To be done
Comb through the entries for "screenshot" and pull out each line that holds it.

Data entries for graphics
————————
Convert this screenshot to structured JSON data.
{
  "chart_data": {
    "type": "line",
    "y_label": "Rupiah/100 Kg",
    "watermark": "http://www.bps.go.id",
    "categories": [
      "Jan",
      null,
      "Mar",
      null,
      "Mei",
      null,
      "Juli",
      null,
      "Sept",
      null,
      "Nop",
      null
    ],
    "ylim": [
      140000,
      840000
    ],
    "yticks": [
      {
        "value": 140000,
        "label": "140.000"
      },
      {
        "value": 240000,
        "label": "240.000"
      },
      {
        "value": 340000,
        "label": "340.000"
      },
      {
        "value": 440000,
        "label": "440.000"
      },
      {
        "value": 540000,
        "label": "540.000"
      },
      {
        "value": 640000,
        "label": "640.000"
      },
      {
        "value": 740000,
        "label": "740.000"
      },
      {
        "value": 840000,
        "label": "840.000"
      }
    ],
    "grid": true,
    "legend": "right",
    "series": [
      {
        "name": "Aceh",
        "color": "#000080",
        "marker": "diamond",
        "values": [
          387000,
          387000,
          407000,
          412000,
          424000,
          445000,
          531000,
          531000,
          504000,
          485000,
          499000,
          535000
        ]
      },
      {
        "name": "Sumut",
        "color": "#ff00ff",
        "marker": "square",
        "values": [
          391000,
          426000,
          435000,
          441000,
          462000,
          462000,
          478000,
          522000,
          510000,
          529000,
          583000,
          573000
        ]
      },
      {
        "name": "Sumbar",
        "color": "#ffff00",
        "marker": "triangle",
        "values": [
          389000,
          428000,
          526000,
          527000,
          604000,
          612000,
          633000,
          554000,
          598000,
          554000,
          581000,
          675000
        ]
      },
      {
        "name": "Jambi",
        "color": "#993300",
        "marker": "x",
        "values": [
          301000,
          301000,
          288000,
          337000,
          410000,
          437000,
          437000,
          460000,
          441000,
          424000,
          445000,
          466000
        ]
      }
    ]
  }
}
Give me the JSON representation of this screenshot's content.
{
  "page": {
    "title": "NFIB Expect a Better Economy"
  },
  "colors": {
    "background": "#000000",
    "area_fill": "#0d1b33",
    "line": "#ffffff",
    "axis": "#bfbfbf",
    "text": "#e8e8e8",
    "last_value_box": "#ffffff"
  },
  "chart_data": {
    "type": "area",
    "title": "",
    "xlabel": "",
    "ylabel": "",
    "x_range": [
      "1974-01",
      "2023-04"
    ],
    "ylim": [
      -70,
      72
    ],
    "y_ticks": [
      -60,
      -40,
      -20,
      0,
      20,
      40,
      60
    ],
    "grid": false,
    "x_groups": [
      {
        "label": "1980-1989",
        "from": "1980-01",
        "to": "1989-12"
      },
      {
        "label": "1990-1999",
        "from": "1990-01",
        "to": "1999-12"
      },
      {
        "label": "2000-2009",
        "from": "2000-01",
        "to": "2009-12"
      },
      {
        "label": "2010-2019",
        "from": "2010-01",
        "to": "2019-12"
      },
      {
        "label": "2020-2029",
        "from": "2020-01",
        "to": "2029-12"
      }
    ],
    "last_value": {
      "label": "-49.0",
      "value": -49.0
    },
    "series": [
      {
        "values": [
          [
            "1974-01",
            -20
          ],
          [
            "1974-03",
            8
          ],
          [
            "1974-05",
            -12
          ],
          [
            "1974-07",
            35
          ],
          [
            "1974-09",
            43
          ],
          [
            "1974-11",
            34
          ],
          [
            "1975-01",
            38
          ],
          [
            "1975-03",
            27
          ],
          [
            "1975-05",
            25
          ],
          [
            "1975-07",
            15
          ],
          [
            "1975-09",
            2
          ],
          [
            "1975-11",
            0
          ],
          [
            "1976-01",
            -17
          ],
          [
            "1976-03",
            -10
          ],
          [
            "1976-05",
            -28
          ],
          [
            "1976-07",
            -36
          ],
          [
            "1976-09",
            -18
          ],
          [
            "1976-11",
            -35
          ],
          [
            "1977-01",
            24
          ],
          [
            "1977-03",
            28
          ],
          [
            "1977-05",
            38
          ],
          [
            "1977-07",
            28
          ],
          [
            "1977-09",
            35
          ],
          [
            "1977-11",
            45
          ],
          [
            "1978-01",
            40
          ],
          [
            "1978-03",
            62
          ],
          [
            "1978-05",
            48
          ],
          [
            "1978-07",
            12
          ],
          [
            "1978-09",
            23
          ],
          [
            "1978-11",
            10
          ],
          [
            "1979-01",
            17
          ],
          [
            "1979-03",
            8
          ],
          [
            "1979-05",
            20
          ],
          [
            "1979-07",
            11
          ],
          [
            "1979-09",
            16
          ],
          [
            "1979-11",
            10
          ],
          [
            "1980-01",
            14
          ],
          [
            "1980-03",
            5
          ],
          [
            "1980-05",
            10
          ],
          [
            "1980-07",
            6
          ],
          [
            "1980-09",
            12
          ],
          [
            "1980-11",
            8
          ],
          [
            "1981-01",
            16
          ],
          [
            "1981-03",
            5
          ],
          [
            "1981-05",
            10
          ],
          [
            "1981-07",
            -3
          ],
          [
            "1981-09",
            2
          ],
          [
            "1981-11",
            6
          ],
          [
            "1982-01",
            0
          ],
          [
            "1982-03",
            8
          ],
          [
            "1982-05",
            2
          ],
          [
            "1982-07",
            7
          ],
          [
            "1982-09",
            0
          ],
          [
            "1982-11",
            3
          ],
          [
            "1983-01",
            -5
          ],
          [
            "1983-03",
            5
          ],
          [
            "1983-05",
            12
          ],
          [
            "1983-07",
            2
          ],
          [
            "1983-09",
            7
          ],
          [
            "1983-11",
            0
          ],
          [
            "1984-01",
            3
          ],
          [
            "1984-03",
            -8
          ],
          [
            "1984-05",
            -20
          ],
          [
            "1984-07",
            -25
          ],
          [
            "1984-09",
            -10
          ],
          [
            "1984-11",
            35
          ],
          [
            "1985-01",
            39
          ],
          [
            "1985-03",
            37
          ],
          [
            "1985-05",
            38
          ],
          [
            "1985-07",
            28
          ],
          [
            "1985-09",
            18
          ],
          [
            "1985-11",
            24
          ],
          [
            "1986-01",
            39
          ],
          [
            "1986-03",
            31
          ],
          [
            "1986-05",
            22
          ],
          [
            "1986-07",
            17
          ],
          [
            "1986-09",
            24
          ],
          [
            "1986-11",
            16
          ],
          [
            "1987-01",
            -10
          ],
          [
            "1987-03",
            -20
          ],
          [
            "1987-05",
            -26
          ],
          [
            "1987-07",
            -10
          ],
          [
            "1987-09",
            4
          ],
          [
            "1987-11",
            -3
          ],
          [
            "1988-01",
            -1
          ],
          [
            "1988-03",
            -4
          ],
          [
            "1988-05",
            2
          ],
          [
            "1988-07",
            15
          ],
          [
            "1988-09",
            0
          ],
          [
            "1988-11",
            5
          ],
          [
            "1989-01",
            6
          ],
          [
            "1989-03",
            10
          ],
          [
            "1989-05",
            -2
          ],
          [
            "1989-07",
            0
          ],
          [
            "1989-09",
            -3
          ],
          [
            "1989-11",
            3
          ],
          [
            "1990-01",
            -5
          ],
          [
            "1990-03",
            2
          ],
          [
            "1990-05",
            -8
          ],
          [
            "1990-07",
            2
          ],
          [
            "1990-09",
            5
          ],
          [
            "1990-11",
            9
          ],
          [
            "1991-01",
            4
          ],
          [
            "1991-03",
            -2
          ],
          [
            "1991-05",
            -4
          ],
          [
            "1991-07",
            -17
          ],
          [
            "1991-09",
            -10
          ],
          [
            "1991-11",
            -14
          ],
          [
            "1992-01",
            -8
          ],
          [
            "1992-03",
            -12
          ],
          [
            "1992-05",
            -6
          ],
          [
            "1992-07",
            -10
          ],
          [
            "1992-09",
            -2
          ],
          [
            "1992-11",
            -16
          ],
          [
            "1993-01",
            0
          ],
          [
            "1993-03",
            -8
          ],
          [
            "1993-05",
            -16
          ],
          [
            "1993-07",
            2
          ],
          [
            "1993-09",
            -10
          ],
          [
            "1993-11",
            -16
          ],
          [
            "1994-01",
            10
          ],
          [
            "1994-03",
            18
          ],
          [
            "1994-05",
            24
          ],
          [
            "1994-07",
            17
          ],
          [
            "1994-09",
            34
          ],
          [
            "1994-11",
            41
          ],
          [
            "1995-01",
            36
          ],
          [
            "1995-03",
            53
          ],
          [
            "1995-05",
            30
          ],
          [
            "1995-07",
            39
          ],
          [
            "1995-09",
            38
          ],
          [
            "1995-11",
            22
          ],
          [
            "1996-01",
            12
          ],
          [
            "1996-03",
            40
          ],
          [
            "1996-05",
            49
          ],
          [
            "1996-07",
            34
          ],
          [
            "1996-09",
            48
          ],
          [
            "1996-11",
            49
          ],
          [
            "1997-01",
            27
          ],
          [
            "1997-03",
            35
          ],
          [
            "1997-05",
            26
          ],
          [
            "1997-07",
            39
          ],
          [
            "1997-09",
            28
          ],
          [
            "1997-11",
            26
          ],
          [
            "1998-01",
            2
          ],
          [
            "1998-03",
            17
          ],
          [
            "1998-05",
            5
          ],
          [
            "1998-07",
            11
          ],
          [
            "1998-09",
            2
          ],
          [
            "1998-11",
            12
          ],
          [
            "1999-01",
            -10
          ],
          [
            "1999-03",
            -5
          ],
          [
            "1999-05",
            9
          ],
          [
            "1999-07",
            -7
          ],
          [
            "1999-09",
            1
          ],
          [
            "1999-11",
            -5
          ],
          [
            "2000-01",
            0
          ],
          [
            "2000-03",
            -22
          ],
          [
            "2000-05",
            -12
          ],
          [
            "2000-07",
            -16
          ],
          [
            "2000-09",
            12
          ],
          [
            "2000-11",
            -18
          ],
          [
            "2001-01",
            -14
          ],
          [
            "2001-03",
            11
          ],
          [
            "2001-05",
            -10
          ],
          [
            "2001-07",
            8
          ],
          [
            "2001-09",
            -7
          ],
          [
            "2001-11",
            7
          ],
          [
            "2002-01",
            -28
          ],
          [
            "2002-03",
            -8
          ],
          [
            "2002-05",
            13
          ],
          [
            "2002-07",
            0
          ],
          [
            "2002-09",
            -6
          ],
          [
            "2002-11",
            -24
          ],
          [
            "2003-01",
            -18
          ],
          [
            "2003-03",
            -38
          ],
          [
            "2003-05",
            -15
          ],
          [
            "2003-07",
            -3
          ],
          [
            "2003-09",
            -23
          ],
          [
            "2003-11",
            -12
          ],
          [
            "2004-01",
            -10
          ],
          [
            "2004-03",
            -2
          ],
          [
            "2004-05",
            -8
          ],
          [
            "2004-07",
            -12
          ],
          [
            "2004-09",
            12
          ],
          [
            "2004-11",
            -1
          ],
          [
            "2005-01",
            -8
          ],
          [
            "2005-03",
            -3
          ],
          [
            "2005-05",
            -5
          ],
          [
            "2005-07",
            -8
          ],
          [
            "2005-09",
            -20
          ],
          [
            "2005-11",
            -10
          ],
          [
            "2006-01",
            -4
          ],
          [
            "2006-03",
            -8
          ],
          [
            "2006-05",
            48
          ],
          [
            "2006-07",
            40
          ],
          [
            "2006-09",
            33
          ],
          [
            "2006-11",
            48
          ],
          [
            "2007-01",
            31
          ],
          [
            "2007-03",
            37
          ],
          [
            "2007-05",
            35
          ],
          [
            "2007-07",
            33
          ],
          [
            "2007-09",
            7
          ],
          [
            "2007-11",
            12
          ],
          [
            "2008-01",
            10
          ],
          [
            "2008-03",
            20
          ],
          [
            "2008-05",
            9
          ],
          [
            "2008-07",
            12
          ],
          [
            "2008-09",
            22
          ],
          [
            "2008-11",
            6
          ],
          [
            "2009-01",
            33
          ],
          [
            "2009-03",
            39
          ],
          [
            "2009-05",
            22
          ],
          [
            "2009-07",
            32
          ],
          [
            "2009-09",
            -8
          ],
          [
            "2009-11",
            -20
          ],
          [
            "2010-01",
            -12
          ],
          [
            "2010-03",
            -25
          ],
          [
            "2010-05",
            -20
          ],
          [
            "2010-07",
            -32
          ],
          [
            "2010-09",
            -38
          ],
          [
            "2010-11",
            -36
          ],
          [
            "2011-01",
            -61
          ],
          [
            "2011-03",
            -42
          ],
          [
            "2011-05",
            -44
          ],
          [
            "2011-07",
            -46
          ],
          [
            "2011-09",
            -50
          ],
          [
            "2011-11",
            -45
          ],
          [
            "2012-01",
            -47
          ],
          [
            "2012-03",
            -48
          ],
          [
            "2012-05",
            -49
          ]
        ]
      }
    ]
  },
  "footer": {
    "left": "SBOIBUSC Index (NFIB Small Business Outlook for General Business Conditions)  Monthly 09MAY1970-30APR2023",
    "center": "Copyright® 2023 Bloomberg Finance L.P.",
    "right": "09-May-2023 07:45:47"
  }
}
————————
Answer to this task
Convert this screenshot to structured JSON data.
Give me the JSON representation of this screenshot's content.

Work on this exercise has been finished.